**Requirement**
Extract all lines that hold the string "degrees".

**Record list**
— START —

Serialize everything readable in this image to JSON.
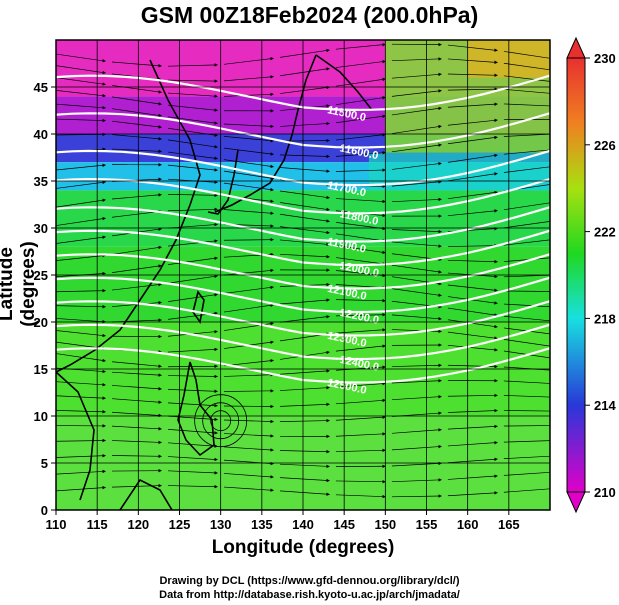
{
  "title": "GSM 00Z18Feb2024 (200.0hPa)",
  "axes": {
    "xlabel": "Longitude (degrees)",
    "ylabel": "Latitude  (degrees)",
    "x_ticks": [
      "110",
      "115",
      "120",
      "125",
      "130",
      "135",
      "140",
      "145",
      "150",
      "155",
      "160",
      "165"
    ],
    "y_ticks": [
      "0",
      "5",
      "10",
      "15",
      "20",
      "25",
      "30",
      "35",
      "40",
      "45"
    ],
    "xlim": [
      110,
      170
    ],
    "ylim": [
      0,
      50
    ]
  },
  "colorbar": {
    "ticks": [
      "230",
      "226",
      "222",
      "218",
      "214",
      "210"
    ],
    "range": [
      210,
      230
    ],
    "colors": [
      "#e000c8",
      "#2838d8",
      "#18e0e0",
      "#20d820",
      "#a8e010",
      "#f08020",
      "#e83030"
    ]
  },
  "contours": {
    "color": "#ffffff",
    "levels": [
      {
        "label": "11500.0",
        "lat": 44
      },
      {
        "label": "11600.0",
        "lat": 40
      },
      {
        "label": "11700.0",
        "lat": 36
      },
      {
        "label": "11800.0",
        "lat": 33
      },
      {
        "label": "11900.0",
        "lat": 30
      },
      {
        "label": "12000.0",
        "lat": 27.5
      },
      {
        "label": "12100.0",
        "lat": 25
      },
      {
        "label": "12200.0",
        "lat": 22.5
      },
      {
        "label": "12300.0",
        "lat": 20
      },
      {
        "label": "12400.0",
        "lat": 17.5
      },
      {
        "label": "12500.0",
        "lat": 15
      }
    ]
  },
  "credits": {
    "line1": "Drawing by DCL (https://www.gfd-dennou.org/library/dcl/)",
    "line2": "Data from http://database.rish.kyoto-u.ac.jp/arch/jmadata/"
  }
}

— END —

**Answer to the task**
    "xlabel": "Longitude (degrees)",
    "ylabel": "Latitude  (degrees)",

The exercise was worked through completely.